━━━ Records for processing

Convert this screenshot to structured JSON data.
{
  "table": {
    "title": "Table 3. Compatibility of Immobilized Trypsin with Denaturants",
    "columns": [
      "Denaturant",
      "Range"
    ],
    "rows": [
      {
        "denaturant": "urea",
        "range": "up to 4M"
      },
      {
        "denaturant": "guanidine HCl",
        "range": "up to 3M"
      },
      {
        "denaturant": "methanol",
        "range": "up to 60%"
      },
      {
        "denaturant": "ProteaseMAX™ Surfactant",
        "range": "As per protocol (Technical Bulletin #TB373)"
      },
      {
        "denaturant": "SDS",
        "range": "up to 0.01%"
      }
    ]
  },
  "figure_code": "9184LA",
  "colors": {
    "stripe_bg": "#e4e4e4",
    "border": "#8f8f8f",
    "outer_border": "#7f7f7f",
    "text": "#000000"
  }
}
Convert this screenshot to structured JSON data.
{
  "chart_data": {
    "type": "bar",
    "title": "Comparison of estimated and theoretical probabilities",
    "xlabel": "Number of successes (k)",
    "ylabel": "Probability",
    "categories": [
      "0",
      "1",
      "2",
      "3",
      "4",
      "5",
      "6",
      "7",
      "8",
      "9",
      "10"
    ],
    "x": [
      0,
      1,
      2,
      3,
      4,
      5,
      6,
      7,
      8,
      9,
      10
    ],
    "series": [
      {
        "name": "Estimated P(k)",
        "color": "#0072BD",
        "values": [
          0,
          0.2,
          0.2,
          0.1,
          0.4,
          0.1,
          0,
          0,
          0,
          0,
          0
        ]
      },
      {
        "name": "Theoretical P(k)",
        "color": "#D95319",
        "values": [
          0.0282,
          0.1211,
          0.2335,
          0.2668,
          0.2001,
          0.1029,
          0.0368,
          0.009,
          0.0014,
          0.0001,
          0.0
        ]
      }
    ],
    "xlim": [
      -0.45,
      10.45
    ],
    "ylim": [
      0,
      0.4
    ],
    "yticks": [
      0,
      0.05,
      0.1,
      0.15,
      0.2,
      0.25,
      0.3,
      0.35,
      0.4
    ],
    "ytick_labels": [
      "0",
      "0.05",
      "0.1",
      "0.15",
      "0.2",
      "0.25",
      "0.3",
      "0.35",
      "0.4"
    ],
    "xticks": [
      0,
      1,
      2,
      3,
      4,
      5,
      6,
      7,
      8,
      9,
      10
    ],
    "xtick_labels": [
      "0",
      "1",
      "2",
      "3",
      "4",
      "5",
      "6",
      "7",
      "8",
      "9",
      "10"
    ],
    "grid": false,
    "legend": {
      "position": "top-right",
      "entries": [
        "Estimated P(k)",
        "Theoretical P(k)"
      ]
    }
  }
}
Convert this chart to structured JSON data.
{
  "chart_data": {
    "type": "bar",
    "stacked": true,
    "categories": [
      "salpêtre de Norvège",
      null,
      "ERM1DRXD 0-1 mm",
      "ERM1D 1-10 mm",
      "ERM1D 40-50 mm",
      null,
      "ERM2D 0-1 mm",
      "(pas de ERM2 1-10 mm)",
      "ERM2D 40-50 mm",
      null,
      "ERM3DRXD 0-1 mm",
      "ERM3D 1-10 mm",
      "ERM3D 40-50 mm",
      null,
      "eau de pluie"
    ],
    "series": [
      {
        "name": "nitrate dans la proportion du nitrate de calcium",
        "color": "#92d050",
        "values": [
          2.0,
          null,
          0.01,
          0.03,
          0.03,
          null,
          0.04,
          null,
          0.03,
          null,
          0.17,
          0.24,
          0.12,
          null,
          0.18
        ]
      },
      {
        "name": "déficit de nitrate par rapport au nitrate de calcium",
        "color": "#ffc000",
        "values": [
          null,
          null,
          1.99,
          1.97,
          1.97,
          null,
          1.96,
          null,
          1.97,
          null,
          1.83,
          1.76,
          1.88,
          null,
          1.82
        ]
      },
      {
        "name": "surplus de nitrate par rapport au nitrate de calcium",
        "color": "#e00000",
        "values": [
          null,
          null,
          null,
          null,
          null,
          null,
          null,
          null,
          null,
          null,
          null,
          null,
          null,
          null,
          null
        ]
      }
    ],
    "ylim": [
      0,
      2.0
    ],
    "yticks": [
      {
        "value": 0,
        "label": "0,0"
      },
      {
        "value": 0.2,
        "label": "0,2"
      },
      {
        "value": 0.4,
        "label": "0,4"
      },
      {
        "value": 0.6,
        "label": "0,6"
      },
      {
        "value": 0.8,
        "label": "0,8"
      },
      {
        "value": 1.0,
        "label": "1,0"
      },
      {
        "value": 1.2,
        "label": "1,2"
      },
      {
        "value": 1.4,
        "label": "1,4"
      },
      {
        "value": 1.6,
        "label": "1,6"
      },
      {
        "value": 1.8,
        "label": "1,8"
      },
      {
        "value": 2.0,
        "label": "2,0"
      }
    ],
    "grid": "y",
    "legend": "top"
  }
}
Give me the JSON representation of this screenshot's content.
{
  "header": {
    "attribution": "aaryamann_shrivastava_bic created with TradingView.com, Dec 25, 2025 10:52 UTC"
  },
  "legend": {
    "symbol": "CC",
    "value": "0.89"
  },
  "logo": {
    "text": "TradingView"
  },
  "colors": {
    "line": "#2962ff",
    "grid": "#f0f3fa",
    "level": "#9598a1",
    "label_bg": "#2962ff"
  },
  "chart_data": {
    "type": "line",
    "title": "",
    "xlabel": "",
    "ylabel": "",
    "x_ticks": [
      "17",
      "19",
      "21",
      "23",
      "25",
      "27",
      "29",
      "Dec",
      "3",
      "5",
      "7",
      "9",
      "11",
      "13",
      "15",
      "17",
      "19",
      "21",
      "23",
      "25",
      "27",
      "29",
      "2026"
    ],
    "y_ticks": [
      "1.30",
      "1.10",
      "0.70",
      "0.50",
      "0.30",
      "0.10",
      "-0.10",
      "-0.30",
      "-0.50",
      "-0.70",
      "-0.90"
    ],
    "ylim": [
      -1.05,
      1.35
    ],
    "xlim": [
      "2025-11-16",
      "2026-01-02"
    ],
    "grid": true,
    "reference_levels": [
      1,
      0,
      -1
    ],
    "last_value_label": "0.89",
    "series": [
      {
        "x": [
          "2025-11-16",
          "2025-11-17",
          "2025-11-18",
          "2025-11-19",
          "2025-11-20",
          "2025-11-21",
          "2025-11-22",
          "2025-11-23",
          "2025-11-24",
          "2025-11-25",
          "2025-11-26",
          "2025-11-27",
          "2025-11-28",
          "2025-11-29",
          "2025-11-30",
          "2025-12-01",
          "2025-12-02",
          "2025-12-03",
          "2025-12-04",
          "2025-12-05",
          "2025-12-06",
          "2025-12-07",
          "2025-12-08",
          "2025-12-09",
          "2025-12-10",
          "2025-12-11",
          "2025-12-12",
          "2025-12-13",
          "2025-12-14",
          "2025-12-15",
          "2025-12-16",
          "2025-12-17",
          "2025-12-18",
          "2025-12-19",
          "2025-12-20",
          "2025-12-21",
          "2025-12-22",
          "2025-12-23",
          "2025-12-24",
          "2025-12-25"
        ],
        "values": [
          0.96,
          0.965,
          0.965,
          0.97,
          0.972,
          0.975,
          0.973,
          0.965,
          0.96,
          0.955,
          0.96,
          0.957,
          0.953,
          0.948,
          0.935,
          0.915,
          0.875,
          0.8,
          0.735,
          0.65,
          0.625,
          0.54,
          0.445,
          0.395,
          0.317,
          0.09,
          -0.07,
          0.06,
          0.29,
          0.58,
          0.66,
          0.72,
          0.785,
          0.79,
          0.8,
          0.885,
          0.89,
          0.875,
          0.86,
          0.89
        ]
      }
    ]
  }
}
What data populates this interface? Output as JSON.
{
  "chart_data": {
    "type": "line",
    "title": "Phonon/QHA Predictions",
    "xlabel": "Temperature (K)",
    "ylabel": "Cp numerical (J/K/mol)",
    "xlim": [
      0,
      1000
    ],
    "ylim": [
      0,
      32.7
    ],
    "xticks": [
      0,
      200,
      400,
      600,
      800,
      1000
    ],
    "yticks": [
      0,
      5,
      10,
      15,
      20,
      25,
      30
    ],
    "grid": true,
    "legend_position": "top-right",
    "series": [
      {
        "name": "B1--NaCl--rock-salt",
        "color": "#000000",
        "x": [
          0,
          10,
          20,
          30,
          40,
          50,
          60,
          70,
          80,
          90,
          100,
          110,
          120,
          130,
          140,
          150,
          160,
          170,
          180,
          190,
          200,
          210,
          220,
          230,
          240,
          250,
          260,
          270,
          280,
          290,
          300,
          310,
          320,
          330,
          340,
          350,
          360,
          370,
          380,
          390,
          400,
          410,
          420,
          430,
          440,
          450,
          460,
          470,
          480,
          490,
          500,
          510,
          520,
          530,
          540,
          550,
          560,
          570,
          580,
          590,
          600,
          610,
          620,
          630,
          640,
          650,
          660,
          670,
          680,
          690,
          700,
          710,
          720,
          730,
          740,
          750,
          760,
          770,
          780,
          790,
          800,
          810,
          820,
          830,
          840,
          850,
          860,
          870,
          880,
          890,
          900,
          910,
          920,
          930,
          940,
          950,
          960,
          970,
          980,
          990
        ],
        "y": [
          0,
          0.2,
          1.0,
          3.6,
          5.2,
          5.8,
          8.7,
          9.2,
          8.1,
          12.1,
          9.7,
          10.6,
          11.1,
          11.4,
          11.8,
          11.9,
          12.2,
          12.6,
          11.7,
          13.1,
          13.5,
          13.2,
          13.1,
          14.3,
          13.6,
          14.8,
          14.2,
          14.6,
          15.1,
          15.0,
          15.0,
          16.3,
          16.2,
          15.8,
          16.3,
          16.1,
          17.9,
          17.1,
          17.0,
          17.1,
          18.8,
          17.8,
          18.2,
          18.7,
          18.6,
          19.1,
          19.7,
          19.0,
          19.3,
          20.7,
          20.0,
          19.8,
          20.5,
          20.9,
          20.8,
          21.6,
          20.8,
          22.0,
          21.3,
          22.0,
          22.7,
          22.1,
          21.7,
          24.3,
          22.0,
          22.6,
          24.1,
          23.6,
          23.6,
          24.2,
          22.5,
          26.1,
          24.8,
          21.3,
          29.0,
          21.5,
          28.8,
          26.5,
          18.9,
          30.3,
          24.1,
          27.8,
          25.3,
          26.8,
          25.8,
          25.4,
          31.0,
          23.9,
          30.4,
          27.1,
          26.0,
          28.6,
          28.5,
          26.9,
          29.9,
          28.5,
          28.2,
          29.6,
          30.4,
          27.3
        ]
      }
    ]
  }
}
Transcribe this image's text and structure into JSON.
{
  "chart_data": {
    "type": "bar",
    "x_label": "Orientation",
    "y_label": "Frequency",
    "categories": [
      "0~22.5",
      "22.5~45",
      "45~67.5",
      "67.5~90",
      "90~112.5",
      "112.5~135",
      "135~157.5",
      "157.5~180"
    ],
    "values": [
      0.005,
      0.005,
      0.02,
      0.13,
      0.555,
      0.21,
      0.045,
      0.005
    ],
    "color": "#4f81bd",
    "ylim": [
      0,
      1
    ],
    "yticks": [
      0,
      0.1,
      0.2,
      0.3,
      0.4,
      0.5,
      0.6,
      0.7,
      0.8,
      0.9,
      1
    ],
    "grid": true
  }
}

━━━━━━

→ **Aim of the task**: For the entries shown above, give the number of lines that include the word "this", without any other text.

→ **Exercise result**: 6